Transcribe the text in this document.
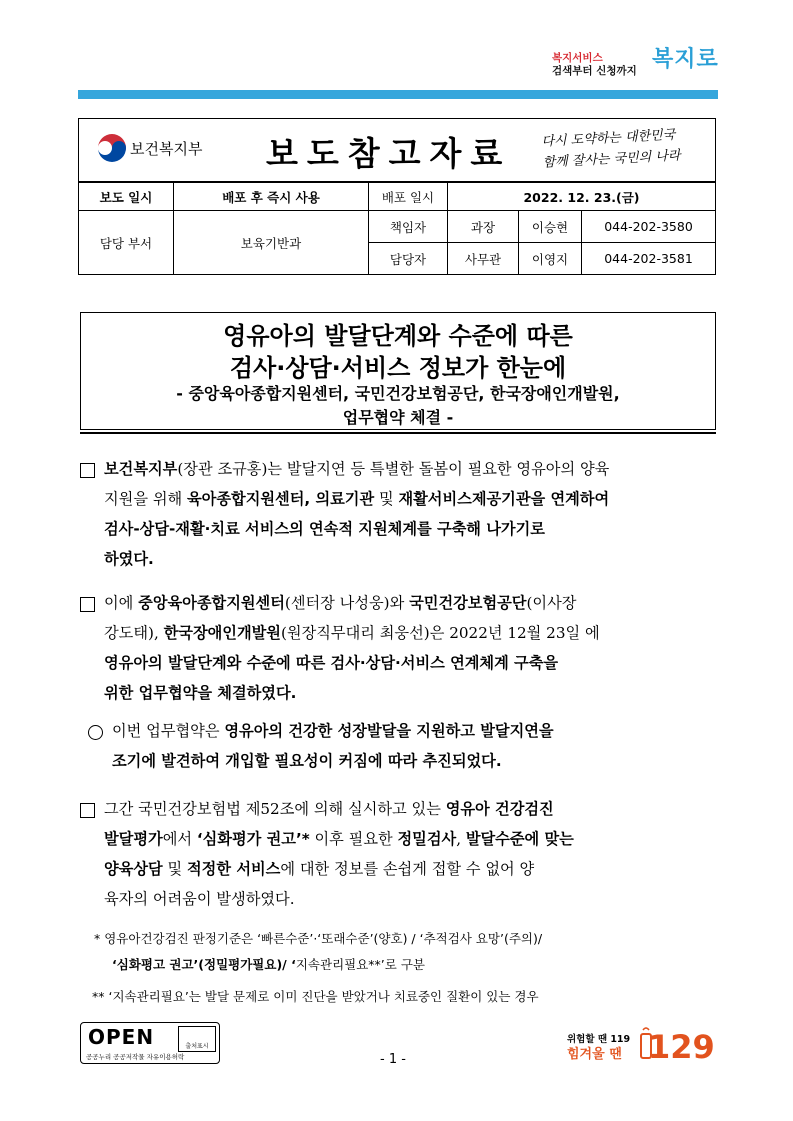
복지서비스
검색부터 신청까지 복지로
보건복지부 보도참고자료 다시 도약하는 대한민국
함께 잘사는 국민의 나라
보도 일시	배포 후 즉시 사용	배포 일시	2022. 12. 23.(금)		
담당 부서	보육기반과	책임자	과장	이승현	044-202-3580
		담당자	사무관	이영지	044-202-3581
영유아의 발달단계와 수준에 따른
검사·상담·서비스 정보가 한눈에
- 중앙육아종합지원센터, 국민건강보험공단, 한국장애인개발원,
업무협약 체결 -
보건복지부(장관 조규홍)는 발달지연 등 특별한 돌봄이 필요한 영유아의 양육
지원을 위해 육아종합지원센터, 의료기관 및 재활서비스제공기관을 연계하여
검사-상담-재활·치료 서비스의 연속적 지원체계를 구축해 나가기로
하였다.
이에 중앙육아종합지원센터(센터장 나성웅)와 국민건강보험공단(이사장
강도태), 한국장애인개발원(원장직무대리 최웅선)은 2022년 12월 23일 에
영유아의 발달단계와 수준에 따른 검사·상담·서비스 연계체계 구축을
위한 업무협약을 체결하였다.
이번 업무협약은 영유아의 건강한 성장발달을 지원하고 발달지연을
조기에 발견하여 개입할 필요성이 커짐에 따라 추진되었다.
그간 국민건강보험법 제52조에 의해 실시하고 있는 영유아 건강검진
발달평가에서 ‘심화평가 권고’* 이후 필요한 정밀검사, 발달수준에 맞는
양육상담 및 적정한 서비스에 대한 정보를 손쉽게 접할 수 없어 양
육자의 어려움이 발생하였다.
* 영유아건강검진 판정기준은 ‘빠른수준’·‘또래수준’(양호) / ‘추적검사 요망’(주의)/
‘심화평고 권고’(정밀평가필요)/ ‘지속관리필요**’로 구분
** ‘지속관리필요’는 발달 문제로 이미 진단을 받았거나 치료중인 질환이 있는 경우
OPEN
공공누리 공공저작물 자유이용허락
출처표시
- 1 -
위험할 땐 119
힘겨울 땐 129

────

> **What is being asked**:
Identify every line above that includes the word "영유아의", and show those lines.

> **Full solution**:
영유아의 발달단계와 수준에 따른
보건복지부(장관 조규홍)는 발달지연 등 특별한 돌봄이 필요한 영유아의 양육
영유아의 발달단계와 수준에 따른 검사·상담·서비스 연계체계 구축을
이번 업무협약은 영유아의 건강한 성장발달을 지원하고 발달지연을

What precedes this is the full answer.